RECORDS SUPPLIED:
= = =
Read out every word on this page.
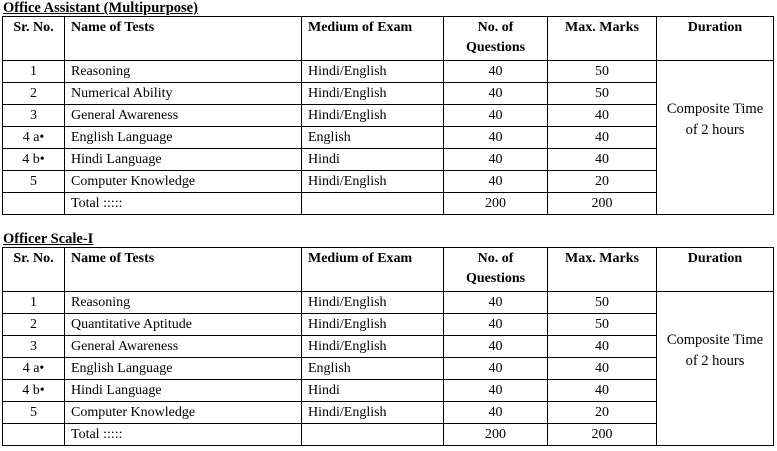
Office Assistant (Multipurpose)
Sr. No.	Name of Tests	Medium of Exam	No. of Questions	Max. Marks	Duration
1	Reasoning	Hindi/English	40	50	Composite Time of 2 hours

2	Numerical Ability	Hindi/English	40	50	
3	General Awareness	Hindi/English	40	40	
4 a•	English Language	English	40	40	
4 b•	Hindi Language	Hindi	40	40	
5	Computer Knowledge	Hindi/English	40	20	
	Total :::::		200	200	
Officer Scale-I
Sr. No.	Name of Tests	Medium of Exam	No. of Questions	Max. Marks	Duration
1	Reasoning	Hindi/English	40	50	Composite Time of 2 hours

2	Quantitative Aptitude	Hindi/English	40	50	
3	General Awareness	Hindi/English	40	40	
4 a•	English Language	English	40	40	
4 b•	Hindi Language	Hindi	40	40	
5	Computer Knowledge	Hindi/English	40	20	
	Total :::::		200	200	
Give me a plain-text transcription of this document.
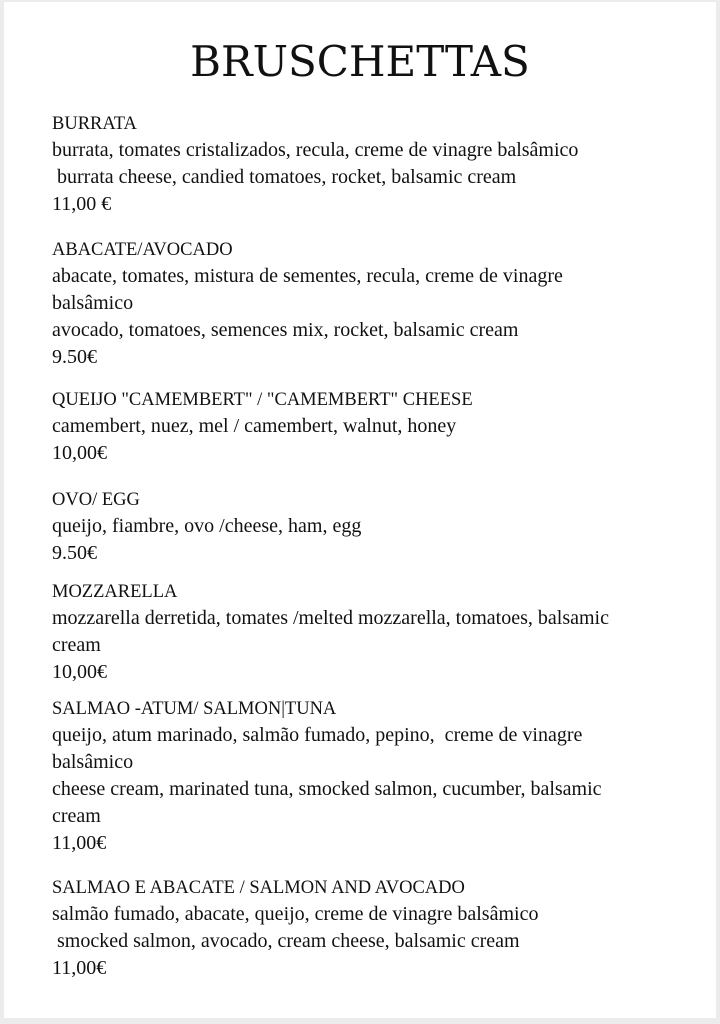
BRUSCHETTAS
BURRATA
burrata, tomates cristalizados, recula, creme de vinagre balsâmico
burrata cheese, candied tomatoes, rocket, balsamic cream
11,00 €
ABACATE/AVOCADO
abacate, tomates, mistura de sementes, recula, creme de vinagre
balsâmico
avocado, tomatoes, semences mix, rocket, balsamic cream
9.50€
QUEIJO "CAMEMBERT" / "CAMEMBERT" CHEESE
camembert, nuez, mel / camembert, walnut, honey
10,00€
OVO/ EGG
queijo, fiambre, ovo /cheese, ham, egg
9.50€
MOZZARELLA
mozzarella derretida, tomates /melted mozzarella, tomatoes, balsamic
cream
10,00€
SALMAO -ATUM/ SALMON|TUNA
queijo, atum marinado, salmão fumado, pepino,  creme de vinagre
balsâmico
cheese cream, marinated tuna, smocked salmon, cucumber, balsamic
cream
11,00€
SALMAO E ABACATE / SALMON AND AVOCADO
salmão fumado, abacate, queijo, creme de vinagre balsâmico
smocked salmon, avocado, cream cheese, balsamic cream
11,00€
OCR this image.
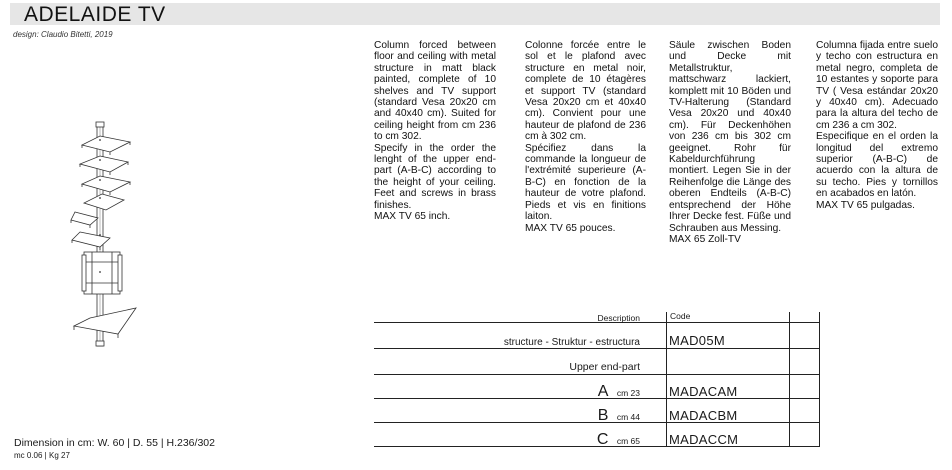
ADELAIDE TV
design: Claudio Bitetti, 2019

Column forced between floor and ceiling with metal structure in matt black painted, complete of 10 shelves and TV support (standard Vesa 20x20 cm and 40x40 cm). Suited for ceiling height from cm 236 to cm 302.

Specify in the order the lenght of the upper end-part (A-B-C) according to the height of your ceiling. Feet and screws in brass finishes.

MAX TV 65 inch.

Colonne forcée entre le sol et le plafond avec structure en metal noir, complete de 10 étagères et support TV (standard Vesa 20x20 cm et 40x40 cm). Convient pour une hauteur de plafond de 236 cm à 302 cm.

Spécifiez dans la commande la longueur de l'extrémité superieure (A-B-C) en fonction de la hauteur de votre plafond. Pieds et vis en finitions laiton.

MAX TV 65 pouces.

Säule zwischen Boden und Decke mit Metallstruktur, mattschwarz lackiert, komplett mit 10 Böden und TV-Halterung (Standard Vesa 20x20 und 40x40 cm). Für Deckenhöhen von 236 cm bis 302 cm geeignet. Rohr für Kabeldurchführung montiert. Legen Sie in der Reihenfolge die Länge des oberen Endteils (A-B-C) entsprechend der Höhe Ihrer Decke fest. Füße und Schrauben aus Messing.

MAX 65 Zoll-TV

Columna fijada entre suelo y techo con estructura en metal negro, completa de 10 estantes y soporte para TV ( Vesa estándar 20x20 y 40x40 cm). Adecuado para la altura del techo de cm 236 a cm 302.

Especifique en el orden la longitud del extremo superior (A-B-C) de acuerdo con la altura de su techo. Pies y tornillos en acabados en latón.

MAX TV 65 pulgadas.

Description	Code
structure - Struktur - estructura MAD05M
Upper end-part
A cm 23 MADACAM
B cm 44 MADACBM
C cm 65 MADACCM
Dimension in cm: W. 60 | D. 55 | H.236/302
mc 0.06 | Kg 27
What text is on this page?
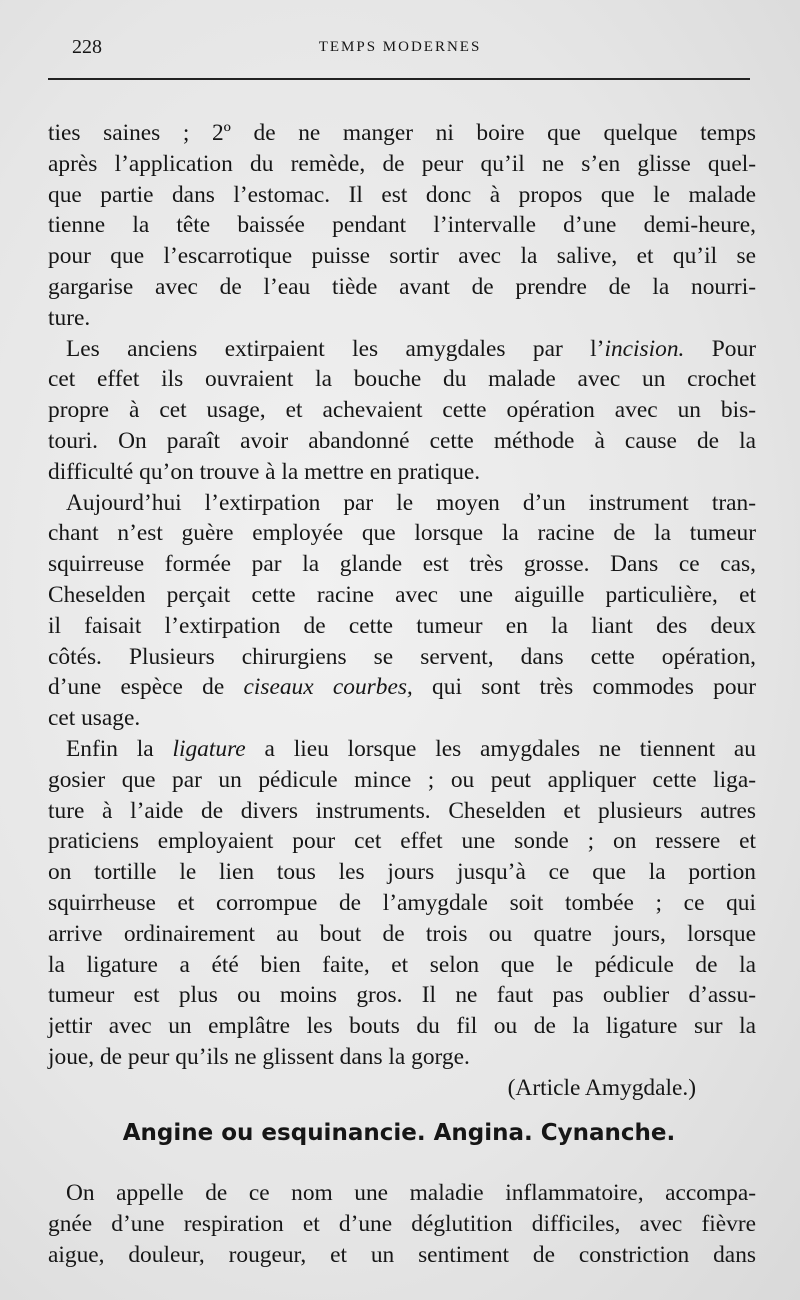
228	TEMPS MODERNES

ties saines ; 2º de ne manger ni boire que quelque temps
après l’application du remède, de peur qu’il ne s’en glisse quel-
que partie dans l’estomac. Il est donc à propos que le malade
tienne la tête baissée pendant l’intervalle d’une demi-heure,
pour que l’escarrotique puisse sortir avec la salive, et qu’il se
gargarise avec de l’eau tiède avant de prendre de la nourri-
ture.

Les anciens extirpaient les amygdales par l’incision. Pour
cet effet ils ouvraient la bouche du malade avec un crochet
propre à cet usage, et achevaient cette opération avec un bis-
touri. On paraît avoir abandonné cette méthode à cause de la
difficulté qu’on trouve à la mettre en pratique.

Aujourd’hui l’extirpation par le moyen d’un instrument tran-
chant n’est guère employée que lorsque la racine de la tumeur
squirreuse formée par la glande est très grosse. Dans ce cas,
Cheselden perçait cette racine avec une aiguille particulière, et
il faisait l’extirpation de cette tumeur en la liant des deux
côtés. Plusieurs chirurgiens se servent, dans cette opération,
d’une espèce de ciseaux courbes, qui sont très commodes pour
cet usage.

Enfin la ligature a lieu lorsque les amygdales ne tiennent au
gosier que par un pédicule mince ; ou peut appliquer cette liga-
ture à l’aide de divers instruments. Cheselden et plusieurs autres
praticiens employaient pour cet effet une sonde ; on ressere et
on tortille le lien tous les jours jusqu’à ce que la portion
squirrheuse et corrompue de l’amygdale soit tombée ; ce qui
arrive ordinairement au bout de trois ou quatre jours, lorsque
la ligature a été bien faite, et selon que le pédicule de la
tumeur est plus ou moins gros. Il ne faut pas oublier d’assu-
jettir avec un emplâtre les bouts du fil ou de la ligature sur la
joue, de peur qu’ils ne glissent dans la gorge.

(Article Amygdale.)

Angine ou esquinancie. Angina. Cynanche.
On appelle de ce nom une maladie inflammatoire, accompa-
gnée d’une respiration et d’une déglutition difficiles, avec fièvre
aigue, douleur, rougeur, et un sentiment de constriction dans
= = =
TO BE DONE: Pictures in the records above are left out; print everything else exactly as written.

RESULT OF THE EXERCISE:
Read out every word on this page.
Office Assistant (Multipurpose)
Sr. No.	Name of Tests	Medium of Exam	No. of Questions	Max. Marks	Duration
1	Reasoning	Hindi/English	40	50	Composite Time of 2 hours

2	Numerical Ability	Hindi/English	40	50	
3	General Awareness	Hindi/English	40	40	
4 a•	English Language	English	40	40	
4 b•	Hindi Language	Hindi	40	40	
5	Computer Knowledge	Hindi/English	40	20	
	Total :::::		200	200	
Officer Scale-I
Sr. No.	Name of Tests	Medium of Exam	No. of Questions	Max. Marks	Duration
1	Reasoning	Hindi/English	40	50	Composite Time of 2 hours

2	Quantitative Aptitude	Hindi/English	40	50	
3	General Awareness	Hindi/English	40	40	
4 a•	English Language	English	40	40	
4 b•	Hindi Language	Hindi	40	40	
5	Computer Knowledge	Hindi/English	40	20	
	Total :::::		200	200	
Give me a plain-text transcription of this document.
BRUSCHETTAS
BURRATA
burrata, tomates cristalizados, recula, creme de vinagre balsâmico
burrata cheese, candied tomatoes, rocket, balsamic cream
11,00 €
ABACATE/AVOCADO
abacate, tomates, mistura de sementes, recula, creme de vinagre
balsâmico
avocado, tomatoes, semences mix, rocket, balsamic cream
9.50€
QUEIJO "CAMEMBERT" / "CAMEMBERT" CHEESE
camembert, nuez, mel / camembert, walnut, honey
10,00€
OVO/ EGG
queijo, fiambre, ovo /cheese, ham, egg
9.50€
MOZZARELLA
mozzarella derretida, tomates /melted mozzarella, tomatoes, balsamic
cream
10,00€
SALMAO -ATUM/ SALMON|TUNA
queijo, atum marinado, salmão fumado, pepino,  creme de vinagre
balsâmico
cheese cream, marinated tuna, smocked salmon, cucumber, balsamic
cream
11,00€
SALMAO E ABACATE / SALMON AND AVOCADO
salmão fumado, abacate, queijo, creme de vinagre balsâmico
smocked salmon, avocado, cream cheese, balsamic cream
11,00€
OCR this image.
ADELAIDE TV
design: Claudio Bitetti, 2019

Column forced between floor and ceiling with metal structure in matt black painted, complete of 10 shelves and TV support (standard Vesa 20x20 cm and 40x40 cm). Suited for ceiling height from cm 236 to cm 302.

Specify in the order the lenght of the upper end-part (A-B-C) according to the height of your ceiling. Feet and screws in brass finishes.

MAX TV 65 inch.

Colonne forcée entre le sol et le plafond avec structure en metal noir, complete de 10 étagères et support TV (standard Vesa 20x20 cm et 40x40 cm). Convient pour une hauteur de plafond de 236 cm à 302 cm.

Spécifiez dans la commande la longueur de l'extrémité superieure (A-B-C) en fonction de la hauteur de votre plafond. Pieds et vis en finitions laiton.

MAX TV 65 pouces.

Säule zwischen Boden und Decke mit Metallstruktur, mattschwarz lackiert, komplett mit 10 Böden und TV-Halterung (Standard Vesa 20x20 und 40x40 cm). Für Deckenhöhen von 236 cm bis 302 cm geeignet. Rohr für Kabeldurchführung montiert. Legen Sie in der Reihenfolge die Länge des oberen Endteils (A-B-C) entsprechend der Höhe Ihrer Decke fest. Füße und Schrauben aus Messing.

MAX 65 Zoll-TV

Columna fijada entre suelo y techo con estructura en metal negro, completa de 10 estantes y soporte para TV ( Vesa estándar 20x20 y 40x40 cm). Adecuado para la altura del techo de cm 236 a cm 302.

Especifique en el orden la longitud del extremo superior (A-B-C) de acuerdo con la altura de su techo. Pies y tornillos en acabados en latón.

MAX TV 65 pulgadas.

Description	Code
structure - Struktur - estructura MAD05M
Upper end-part
A cm 23 MADACAM
B cm 44 MADACBM
C cm 65 MADACCM
Dimension in cm: W. 60 | D. 55 | H.236/302
mc 0.06 | Kg 27
What text is on this page?
228	TEMPS MODERNES

ties saines ; 2º de ne manger ni boire que quelque temps
après l’application du remède, de peur qu’il ne s’en glisse quel-
que partie dans l’estomac. Il est donc à propos que le malade
tienne la tête baissée pendant l’intervalle d’une demi-heure,
pour que l’escarrotique puisse sortir avec la salive, et qu’il se
gargarise avec de l’eau tiède avant de prendre de la nourri-
ture.

Les anciens extirpaient les amygdales par l’incision. Pour
cet effet ils ouvraient la bouche du malade avec un crochet
propre à cet usage, et achevaient cette opération avec un bis-
touri. On paraît avoir abandonné cette méthode à cause de la
difficulté qu’on trouve à la mettre en pratique.

Aujourd’hui l’extirpation par le moyen d’un instrument tran-
chant n’est guère employée que lorsque la racine de la tumeur
squirreuse formée par la glande est très grosse. Dans ce cas,
Cheselden perçait cette racine avec une aiguille particulière, et
il faisait l’extirpation de cette tumeur en la liant des deux
côtés. Plusieurs chirurgiens se servent, dans cette opération,
d’une espèce de ciseaux courbes, qui sont très commodes pour
cet usage.

Enfin la ligature a lieu lorsque les amygdales ne tiennent au
gosier que par un pédicule mince ; ou peut appliquer cette liga-
ture à l’aide de divers instruments. Cheselden et plusieurs autres
praticiens employaient pour cet effet une sonde ; on ressere et
on tortille le lien tous les jours jusqu’à ce que la portion
squirrheuse et corrompue de l’amygdale soit tombée ; ce qui
arrive ordinairement au bout de trois ou quatre jours, lorsque
la ligature a été bien faite, et selon que le pédicule de la
tumeur est plus ou moins gros. Il ne faut pas oublier d’assu-
jettir avec un emplâtre les bouts du fil ou de la ligature sur la
joue, de peur qu’ils ne glissent dans la gorge.

(Article Amygdale.)

Angine ou esquinancie. Angina. Cynanche.
On appelle de ce nom une maladie inflammatoire, accompa-
gnée d’une respiration et d’une déglutition difficiles, avec fièvre
aigue, douleur, rougeur, et un sentiment de constriction dans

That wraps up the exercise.